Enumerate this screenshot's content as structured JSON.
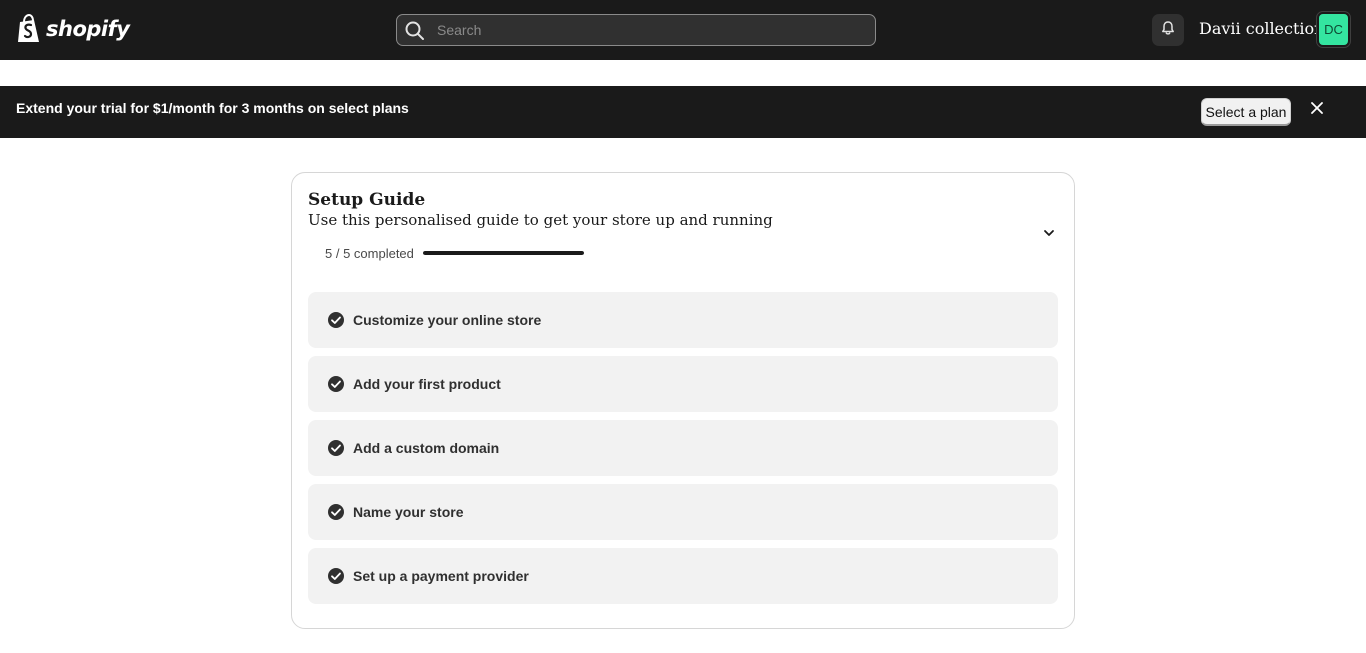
{
  "topbar": {
    "logo_text": "shopify",
    "search": {
      "placeholder": "Search",
      "value": ""
    },
    "store_name": "Davii collections",
    "avatar_initials": "DC",
    "icons": {
      "logo": "shopify-bag-icon",
      "search": "search-icon",
      "notifications": "bell-icon"
    },
    "colors": {
      "background": "#1a1a1a",
      "avatar": "#34e5a0"
    }
  },
  "banner": {
    "text": "Extend your trial for $1/month for 3 months on select plans",
    "button_label": "Select a plan",
    "close_icon": "close-icon"
  },
  "setup_guide": {
    "title": "Setup Guide",
    "subtitle": "Use this personalised guide to get your store up and running",
    "progress_text": "5 / 5 completed",
    "progress_fraction": 1.0,
    "collapse_icon": "chevron-down-icon",
    "tasks": [
      {
        "label": "Customize your online store",
        "done": true,
        "icon": "check-circle-icon"
      },
      {
        "label": "Add your first product",
        "done": true,
        "icon": "check-circle-icon"
      },
      {
        "label": "Add a custom domain",
        "done": true,
        "icon": "check-circle-icon"
      },
      {
        "label": "Name your store",
        "done": true,
        "icon": "check-circle-icon"
      },
      {
        "label": "Set up a payment provider",
        "done": true,
        "icon": "check-circle-icon"
      }
    ]
  }
}
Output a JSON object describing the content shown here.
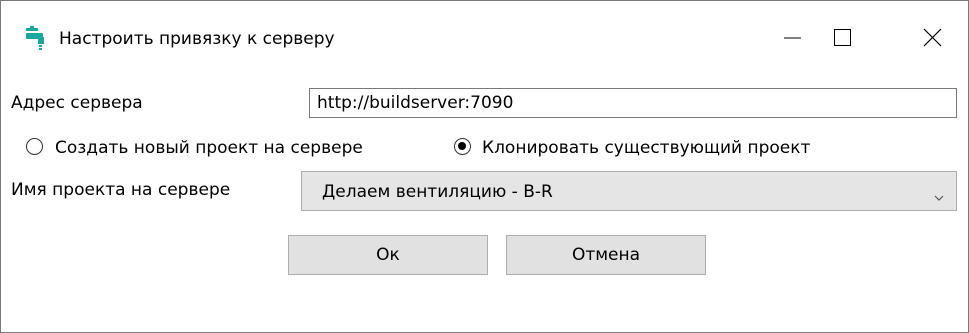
{
  "window": {
    "title": "Настроить привязку к серверу",
    "icon": "faucet-icon",
    "accent_color": "#1aa7a0"
  },
  "form": {
    "server_address_label": "Адрес сервера",
    "server_address_value": "http://buildserver:7090",
    "radio_create_label": "Создать новый проект на сервере",
    "radio_create_selected": false,
    "radio_clone_label": "Клонировать существующий проект",
    "radio_clone_selected": true,
    "project_name_label": "Имя проекта на сервере",
    "project_name_value": "Делаем вентиляцию - В-R"
  },
  "buttons": {
    "ok_label": "Ок",
    "cancel_label": "Отмена"
  }
}
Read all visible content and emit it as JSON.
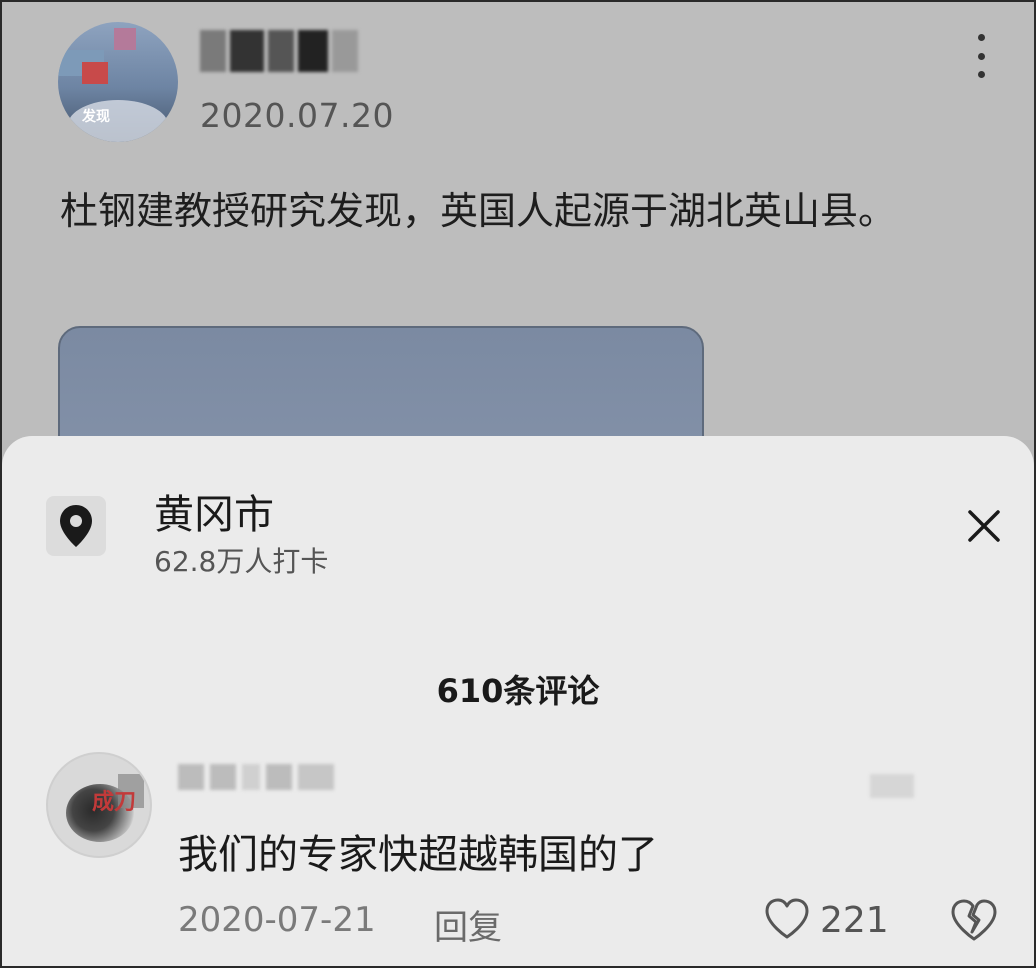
{
  "post": {
    "avatar_tag": "发现",
    "date": "2020.07.20",
    "text": "杜钢建教授研究发现，英国人起源于湖北英山县。"
  },
  "location": {
    "name": "黄冈市",
    "checkins": "62.8万人打卡"
  },
  "comments": {
    "count_label": "610条评论",
    "items": [
      {
        "avatar_seal": "成刀",
        "text": "我们的专家快超越韩国的了",
        "date": "2020-07-21",
        "reply_label": "回复",
        "likes": "221"
      }
    ]
  },
  "colors": {
    "sheet_bg": "#ebebeb",
    "dim_bg": "#bdbdbd",
    "text_primary": "#1a1a1a",
    "text_secondary": "#7a7a7a"
  },
  "icons": [
    "more-icon",
    "location-pin-icon",
    "close-icon",
    "heart-icon",
    "broken-heart-icon"
  ]
}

- Prompt
Exactly reproduce each record, leaving out any pictures.

- Output below
Enumerate this screenshot's content as structured JSON.
{
  "topbar": {
    "logo_text": "shopify",
    "search": {
      "placeholder": "Search",
      "value": ""
    },
    "store_name": "Davii collections",
    "avatar_initials": "DC",
    "icons": {
      "logo": "shopify-bag-icon",
      "search": "search-icon",
      "notifications": "bell-icon"
    },
    "colors": {
      "background": "#1a1a1a",
      "avatar": "#34e5a0"
    }
  },
  "banner": {
    "text": "Extend your trial for $1/month for 3 months on select plans",
    "button_label": "Select a plan",
    "close_icon": "close-icon"
  },
  "setup_guide": {
    "title": "Setup Guide",
    "subtitle": "Use this personalised guide to get your store up and running",
    "progress_text": "5 / 5 completed",
    "progress_fraction": 1.0,
    "collapse_icon": "chevron-down-icon",
    "tasks": [
      {
        "label": "Customize your online store",
        "done": true,
        "icon": "check-circle-icon"
      },
      {
        "label": "Add your first product",
        "done": true,
        "icon": "check-circle-icon"
      },
      {
        "label": "Add a custom domain",
        "done": true,
        "icon": "check-circle-icon"
      },
      {
        "label": "Name your store",
        "done": true,
        "icon": "check-circle-icon"
      },
      {
        "label": "Set up a payment provider",
        "done": true,
        "icon": "check-circle-icon"
      }
    ]
  }
}
Output a JSON object describing the content shown here.
{
  "window": {
    "title": "Настроить привязку к серверу",
    "icon": "faucet-icon",
    "accent_color": "#1aa7a0"
  },
  "form": {
    "server_address_label": "Адрес сервера",
    "server_address_value": "http://buildserver:7090",
    "radio_create_label": "Создать новый проект на сервере",
    "radio_create_selected": false,
    "radio_clone_label": "Клонировать существующий проект",
    "radio_clone_selected": true,
    "project_name_label": "Имя проекта на сервере",
    "project_name_value": "Делаем вентиляцию - В-R"
  },
  "buttons": {
    "ok_label": "Ок",
    "cancel_label": "Отмена"
  }
}
Read all visible content and emit it as JSON.
{
  "post": {
    "avatar_tag": "发现",
    "date": "2020.07.20",
    "text": "杜钢建教授研究发现，英国人起源于湖北英山县。"
  },
  "location": {
    "name": "黄冈市",
    "checkins": "62.8万人打卡"
  },
  "comments": {
    "count_label": "610条评论",
    "items": [
      {
        "avatar_seal": "成刀",
        "text": "我们的专家快超越韩国的了",
        "date": "2020-07-21",
        "reply_label": "回复",
        "likes": "221"
      }
    ]
  },
  "colors": {
    "sheet_bg": "#ebebeb",
    "dim_bg": "#bdbdbd",
    "text_primary": "#1a1a1a",
    "text_secondary": "#7a7a7a"
  },
  "icons": [
    "more-icon",
    "location-pin-icon",
    "close-icon",
    "heart-icon",
    "broken-heart-icon"
  ]
}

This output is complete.